Show all lines from the listing below that contain "Yahoo".

** start Records shown **

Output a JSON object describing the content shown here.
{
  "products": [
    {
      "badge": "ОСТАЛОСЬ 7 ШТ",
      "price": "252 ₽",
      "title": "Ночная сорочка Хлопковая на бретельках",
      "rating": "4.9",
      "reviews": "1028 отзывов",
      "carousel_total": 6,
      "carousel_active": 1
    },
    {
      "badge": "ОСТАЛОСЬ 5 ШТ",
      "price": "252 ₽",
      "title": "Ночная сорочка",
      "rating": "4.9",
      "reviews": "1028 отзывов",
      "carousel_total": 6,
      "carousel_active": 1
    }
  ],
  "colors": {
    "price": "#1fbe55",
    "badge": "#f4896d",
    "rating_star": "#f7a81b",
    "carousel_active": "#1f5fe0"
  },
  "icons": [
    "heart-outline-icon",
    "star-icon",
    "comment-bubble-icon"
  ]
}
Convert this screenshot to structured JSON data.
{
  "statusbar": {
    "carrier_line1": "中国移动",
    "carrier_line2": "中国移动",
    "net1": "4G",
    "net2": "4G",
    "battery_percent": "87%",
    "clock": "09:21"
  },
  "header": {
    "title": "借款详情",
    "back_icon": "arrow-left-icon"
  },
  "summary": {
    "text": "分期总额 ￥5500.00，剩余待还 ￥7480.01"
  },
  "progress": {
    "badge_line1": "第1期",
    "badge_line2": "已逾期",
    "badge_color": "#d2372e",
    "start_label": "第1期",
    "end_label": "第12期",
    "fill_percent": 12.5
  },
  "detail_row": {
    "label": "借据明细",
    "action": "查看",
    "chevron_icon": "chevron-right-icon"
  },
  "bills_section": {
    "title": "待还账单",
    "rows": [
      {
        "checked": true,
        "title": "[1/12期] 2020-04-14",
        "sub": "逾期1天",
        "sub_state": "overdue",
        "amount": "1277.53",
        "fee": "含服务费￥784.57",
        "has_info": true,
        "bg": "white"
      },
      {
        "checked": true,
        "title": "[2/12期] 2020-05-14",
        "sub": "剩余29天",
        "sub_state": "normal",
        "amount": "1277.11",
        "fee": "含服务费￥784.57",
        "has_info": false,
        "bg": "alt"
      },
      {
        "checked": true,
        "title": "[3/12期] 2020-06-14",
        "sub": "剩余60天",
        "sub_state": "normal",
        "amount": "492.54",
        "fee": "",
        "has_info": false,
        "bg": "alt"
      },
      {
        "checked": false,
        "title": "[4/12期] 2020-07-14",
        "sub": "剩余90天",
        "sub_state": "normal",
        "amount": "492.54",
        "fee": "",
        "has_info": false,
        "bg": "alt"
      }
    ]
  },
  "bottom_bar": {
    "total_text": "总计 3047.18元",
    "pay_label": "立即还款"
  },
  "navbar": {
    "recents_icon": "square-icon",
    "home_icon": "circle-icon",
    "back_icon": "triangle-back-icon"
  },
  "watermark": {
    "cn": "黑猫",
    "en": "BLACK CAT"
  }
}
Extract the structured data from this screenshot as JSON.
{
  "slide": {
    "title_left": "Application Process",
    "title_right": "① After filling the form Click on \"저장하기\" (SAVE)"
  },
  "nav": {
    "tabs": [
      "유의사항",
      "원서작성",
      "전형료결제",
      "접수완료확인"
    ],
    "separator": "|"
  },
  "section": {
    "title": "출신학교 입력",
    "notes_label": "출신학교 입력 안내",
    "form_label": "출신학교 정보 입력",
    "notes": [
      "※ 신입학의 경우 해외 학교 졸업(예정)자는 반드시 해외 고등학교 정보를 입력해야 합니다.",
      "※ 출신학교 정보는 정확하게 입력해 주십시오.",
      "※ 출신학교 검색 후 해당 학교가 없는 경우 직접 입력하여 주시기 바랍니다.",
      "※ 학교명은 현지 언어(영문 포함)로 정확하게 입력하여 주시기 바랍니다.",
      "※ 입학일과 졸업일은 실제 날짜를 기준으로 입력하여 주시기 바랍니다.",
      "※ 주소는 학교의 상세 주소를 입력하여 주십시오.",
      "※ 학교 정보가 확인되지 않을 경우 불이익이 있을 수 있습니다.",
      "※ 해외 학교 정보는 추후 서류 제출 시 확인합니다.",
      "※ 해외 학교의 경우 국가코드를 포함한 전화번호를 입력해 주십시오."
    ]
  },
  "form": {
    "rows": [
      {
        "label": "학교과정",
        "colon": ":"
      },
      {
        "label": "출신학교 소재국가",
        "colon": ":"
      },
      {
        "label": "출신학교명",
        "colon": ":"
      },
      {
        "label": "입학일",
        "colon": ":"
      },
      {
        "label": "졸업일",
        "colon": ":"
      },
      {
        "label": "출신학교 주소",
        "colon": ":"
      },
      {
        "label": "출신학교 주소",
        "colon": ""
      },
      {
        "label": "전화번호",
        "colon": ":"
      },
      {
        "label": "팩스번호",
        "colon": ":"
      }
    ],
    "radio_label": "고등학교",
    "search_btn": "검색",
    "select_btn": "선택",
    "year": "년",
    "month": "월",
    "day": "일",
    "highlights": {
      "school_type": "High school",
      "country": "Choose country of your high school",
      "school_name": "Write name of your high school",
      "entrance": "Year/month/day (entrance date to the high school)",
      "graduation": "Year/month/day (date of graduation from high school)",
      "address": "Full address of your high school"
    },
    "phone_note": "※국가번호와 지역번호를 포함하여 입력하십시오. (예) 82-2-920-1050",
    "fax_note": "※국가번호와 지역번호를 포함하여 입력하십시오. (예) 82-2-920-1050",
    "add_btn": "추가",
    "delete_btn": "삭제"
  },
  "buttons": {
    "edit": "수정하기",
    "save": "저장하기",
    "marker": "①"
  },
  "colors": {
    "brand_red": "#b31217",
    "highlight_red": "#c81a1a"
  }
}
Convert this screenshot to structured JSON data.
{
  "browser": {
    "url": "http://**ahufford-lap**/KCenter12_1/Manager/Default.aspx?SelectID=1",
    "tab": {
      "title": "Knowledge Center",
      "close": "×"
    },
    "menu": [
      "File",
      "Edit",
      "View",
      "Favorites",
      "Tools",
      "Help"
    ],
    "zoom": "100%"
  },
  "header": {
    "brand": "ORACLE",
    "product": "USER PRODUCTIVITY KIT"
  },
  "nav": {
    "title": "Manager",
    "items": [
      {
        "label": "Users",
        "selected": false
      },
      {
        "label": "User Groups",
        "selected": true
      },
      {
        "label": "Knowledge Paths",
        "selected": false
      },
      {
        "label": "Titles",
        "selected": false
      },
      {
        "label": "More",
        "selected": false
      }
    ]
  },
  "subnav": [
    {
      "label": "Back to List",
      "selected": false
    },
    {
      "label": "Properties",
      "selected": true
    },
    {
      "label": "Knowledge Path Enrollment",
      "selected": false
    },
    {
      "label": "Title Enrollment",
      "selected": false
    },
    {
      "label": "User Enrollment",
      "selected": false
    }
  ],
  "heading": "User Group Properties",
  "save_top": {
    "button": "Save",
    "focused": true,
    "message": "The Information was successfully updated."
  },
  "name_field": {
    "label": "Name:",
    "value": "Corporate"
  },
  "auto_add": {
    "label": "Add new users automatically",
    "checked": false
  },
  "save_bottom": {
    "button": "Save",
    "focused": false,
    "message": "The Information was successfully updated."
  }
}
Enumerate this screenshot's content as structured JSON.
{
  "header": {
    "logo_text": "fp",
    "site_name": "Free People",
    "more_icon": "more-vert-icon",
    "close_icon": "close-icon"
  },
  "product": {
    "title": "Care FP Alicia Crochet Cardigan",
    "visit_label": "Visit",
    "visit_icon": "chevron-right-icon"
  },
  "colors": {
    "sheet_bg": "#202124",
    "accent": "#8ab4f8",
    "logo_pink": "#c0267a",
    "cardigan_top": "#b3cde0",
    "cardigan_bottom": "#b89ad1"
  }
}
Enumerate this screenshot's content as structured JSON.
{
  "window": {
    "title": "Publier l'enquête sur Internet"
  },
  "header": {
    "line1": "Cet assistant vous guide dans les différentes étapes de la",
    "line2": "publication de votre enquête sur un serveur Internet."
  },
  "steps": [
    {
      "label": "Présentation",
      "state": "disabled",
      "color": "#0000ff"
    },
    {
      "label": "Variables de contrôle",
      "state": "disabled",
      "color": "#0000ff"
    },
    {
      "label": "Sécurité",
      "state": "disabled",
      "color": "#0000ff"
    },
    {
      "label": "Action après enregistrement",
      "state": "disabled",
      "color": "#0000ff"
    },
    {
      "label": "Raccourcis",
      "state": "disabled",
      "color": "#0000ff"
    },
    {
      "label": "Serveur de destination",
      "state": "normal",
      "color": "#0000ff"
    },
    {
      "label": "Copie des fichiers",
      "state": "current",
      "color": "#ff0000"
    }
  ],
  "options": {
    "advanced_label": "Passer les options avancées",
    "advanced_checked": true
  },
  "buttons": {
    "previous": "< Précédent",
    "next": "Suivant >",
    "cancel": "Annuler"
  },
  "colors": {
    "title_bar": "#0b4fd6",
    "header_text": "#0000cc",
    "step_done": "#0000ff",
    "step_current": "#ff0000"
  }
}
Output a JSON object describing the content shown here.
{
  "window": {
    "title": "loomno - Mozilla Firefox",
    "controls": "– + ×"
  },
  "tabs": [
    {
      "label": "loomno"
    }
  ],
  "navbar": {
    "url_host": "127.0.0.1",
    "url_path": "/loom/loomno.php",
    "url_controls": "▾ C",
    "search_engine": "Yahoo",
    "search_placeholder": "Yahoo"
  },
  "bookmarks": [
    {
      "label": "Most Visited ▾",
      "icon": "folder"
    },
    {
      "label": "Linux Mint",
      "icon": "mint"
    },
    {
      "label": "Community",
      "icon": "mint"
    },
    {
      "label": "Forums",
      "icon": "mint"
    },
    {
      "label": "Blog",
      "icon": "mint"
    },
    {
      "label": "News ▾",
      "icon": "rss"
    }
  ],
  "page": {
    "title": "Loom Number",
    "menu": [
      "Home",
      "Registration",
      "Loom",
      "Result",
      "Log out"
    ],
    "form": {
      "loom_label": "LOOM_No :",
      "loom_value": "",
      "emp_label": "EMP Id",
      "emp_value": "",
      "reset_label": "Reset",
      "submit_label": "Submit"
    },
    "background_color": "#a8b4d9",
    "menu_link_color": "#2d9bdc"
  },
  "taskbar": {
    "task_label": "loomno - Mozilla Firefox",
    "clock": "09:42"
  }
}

** end Records shown **

_Expected answer:_
    "search_engine": "Yahoo",
    "search_placeholder": "Yahoo"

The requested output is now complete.